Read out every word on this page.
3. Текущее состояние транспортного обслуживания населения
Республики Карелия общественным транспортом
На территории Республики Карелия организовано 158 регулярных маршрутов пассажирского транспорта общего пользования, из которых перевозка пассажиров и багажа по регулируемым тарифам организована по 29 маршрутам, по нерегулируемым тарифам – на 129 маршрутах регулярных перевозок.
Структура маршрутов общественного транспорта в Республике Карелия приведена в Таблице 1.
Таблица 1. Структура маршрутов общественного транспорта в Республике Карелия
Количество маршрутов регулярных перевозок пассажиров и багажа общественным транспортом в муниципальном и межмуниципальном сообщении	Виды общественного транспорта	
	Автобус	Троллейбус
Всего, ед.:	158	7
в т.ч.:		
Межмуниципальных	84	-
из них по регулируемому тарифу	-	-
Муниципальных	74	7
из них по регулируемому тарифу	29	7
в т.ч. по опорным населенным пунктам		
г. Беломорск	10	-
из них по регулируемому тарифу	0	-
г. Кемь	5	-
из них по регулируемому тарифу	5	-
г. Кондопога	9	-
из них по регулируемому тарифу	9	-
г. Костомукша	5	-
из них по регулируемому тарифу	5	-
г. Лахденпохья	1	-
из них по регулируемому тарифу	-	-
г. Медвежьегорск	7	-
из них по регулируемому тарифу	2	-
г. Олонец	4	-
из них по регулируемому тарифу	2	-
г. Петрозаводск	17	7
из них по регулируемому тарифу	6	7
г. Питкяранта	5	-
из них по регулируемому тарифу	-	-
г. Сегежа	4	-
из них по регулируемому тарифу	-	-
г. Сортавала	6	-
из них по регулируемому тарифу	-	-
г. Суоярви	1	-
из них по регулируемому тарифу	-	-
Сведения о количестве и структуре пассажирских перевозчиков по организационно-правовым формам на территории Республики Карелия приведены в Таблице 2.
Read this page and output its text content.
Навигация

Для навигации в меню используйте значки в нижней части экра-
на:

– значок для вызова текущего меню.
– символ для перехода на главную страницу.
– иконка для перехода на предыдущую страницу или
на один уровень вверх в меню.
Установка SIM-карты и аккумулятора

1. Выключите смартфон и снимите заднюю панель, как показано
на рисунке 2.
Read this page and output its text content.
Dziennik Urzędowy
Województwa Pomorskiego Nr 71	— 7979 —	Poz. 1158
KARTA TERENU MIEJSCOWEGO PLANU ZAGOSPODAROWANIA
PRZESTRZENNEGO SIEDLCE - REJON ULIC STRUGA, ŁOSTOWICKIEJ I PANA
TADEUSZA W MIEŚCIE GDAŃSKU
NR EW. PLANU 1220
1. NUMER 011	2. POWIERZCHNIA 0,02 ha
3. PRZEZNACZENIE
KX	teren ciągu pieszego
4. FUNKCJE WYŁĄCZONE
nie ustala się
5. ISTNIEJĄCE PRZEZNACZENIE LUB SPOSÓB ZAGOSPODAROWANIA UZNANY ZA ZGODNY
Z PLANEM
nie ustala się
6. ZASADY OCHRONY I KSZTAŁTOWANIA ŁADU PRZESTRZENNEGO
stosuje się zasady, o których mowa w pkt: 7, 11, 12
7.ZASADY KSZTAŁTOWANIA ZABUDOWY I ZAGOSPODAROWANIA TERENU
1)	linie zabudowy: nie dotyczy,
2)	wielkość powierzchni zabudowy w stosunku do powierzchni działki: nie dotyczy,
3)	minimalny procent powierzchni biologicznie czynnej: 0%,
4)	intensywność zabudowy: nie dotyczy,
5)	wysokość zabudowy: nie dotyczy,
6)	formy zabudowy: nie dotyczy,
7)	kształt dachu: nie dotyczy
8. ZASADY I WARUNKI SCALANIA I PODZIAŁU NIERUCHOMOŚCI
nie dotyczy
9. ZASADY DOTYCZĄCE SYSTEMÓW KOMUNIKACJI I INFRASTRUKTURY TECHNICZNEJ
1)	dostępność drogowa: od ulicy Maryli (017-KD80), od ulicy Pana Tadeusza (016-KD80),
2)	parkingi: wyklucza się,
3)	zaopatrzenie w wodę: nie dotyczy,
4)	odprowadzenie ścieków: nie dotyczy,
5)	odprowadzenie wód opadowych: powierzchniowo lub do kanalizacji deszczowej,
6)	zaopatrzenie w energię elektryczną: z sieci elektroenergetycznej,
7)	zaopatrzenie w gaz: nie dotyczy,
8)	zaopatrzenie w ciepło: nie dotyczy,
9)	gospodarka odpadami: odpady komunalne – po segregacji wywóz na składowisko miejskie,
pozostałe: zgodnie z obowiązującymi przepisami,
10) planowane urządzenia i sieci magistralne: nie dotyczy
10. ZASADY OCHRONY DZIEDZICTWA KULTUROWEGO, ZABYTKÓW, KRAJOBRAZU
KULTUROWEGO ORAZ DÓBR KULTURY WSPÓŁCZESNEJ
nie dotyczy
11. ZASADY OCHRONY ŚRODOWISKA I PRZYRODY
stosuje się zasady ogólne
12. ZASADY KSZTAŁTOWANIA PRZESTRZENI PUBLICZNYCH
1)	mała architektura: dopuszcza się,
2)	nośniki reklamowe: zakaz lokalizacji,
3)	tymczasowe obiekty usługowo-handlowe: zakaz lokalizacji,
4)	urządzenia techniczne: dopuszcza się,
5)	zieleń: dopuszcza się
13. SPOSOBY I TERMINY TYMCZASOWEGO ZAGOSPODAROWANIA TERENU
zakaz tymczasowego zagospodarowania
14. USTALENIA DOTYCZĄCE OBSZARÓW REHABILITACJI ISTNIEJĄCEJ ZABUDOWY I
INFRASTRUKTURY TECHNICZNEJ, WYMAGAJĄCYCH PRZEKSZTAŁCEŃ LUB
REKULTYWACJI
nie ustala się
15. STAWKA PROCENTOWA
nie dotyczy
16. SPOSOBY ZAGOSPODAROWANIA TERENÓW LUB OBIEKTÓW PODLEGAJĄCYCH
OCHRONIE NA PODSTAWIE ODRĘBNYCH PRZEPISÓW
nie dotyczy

* **Task details**
Find the string "страницу" in the listing and return every line that holds it.

* **Task response**
– символ для перехода на главную страницу.
– иконка для перехода на предыдущую страницу или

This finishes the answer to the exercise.